=== STORED DATA ===
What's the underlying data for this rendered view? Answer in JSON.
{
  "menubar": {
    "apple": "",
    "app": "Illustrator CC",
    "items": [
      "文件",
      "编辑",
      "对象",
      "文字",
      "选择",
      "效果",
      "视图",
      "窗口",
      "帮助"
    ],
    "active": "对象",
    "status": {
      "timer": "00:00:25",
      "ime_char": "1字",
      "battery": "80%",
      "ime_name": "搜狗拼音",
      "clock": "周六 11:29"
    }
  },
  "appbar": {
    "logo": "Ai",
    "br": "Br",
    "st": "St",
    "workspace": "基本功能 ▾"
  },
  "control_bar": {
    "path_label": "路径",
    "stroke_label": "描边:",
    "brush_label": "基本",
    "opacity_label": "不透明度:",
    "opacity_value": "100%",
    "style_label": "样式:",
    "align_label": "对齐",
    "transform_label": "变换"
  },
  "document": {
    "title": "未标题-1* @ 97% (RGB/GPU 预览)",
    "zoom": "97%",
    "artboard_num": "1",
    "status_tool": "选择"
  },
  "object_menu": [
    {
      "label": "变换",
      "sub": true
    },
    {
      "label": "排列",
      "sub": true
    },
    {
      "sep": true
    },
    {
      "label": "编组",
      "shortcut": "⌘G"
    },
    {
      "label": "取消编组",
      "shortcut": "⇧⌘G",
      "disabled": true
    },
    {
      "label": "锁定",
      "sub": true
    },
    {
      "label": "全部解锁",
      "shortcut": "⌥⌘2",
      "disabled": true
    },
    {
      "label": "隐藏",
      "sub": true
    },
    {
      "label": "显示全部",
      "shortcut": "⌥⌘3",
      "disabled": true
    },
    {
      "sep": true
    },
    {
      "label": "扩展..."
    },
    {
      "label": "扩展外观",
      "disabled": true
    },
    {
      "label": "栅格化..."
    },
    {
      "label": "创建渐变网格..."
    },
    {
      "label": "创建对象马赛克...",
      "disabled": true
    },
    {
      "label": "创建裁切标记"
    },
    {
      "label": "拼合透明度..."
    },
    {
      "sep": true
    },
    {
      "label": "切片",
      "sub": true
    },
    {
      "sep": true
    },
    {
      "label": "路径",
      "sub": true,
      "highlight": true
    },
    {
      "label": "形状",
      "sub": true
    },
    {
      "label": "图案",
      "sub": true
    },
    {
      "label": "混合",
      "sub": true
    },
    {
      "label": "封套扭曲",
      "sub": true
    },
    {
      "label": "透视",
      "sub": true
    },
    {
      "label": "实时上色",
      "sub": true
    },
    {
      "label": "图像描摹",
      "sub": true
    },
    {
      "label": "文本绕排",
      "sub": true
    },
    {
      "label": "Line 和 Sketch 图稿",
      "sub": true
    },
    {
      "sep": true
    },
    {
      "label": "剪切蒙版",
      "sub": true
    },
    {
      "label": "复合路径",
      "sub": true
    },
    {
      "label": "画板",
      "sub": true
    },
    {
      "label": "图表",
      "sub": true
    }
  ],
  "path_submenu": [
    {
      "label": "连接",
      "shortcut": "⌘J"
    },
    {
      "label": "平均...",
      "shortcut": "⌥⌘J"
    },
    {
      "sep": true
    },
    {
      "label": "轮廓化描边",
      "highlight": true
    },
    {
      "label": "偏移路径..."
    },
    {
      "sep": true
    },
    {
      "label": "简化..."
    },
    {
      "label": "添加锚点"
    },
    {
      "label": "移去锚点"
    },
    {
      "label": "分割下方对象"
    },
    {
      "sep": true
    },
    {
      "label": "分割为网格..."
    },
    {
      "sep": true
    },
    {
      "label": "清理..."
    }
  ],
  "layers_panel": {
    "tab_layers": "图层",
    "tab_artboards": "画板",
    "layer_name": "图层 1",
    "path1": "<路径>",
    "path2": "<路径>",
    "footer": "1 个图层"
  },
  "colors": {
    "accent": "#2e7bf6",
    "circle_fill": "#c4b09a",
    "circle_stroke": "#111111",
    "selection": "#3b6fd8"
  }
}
===
▶ REQUEST
Exactly reproduce all of the entries.

▶ FINAL ANSWER
What's the underlying data for this rendered view? Answer in JSON.
{
  "menubar": {
    "apple": "",
    "app": "Illustrator CC",
    "items": [
      "文件",
      "编辑",
      "对象",
      "文字",
      "选择",
      "效果",
      "视图",
      "窗口",
      "帮助"
    ],
    "active": "对象",
    "status": {
      "timer": "00:00:25",
      "ime_char": "1字",
      "battery": "80%",
      "ime_name": "搜狗拼音",
      "clock": "周六 11:29"
    }
  },
  "appbar": {
    "logo": "Ai",
    "br": "Br",
    "st": "St",
    "workspace": "基本功能 ▾"
  },
  "control_bar": {
    "path_label": "路径",
    "stroke_label": "描边:",
    "brush_label": "基本",
    "opacity_label": "不透明度:",
    "opacity_value": "100%",
    "style_label": "样式:",
    "align_label": "对齐",
    "transform_label": "变换"
  },
  "document": {
    "title": "未标题-1* @ 97% (RGB/GPU 预览)",
    "zoom": "97%",
    "artboard_num": "1",
    "status_tool": "选择"
  },
  "object_menu": [
    {
      "label": "变换",
      "sub": true
    },
    {
      "label": "排列",
      "sub": true
    },
    {
      "sep": true
    },
    {
      "label": "编组",
      "shortcut": "⌘G"
    },
    {
      "label": "取消编组",
      "shortcut": "⇧⌘G",
      "disabled": true
    },
    {
      "label": "锁定",
      "sub": true
    },
    {
      "label": "全部解锁",
      "shortcut": "⌥⌘2",
      "disabled": true
    },
    {
      "label": "隐藏",
      "sub": true
    },
    {
      "label": "显示全部",
      "shortcut": "⌥⌘3",
      "disabled": true
    },
    {
      "sep": true
    },
    {
      "label": "扩展..."
    },
    {
      "label": "扩展外观",
      "disabled": true
    },
    {
      "label": "栅格化..."
    },
    {
      "label": "创建渐变网格..."
    },
    {
      "label": "创建对象马赛克...",
      "disabled": true
    },
    {
      "label": "创建裁切标记"
    },
    {
      "label": "拼合透明度..."
    },
    {
      "sep": true
    },
    {
      "label": "切片",
      "sub": true
    },
    {
      "sep": true
    },
    {
      "label": "路径",
      "sub": true,
      "highlight": true
    },
    {
      "label": "形状",
      "sub": true
    },
    {
      "label": "图案",
      "sub": true
    },
    {
      "label": "混合",
      "sub": true
    },
    {
      "label": "封套扭曲",
      "sub": true
    },
    {
      "label": "透视",
      "sub": true
    },
    {
      "label": "实时上色",
      "sub": true
    },
    {
      "label": "图像描摹",
      "sub": true
    },
    {
      "label": "文本绕排",
      "sub": true
    },
    {
      "label": "Line 和 Sketch 图稿",
      "sub": true
    },
    {
      "sep": true
    },
    {
      "label": "剪切蒙版",
      "sub": true
    },
    {
      "label": "复合路径",
      "sub": true
    },
    {
      "label": "画板",
      "sub": true
    },
    {
      "label": "图表",
      "sub": true
    }
  ],
  "path_submenu": [
    {
      "label": "连接",
      "shortcut": "⌘J"
    },
    {
      "label": "平均...",
      "shortcut": "⌥⌘J"
    },
    {
      "sep": true
    },
    {
      "label": "轮廓化描边",
      "highlight": true
    },
    {
      "label": "偏移路径..."
    },
    {
      "sep": true
    },
    {
      "label": "简化..."
    },
    {
      "label": "添加锚点"
    },
    {
      "label": "移去锚点"
    },
    {
      "label": "分割下方对象"
    },
    {
      "sep": true
    },
    {
      "label": "分割为网格..."
    },
    {
      "sep": true
    },
    {
      "label": "清理..."
    }
  ],
  "layers_panel": {
    "tab_layers": "图层",
    "tab_artboards": "画板",
    "layer_name": "图层 1",
    "path1": "<路径>",
    "path2": "<路径>",
    "footer": "1 个图层"
  },
  "colors": {
    "accent": "#2e7bf6",
    "circle_fill": "#c4b09a",
    "circle_stroke": "#111111",
    "selection": "#3b6fd8"
  }
}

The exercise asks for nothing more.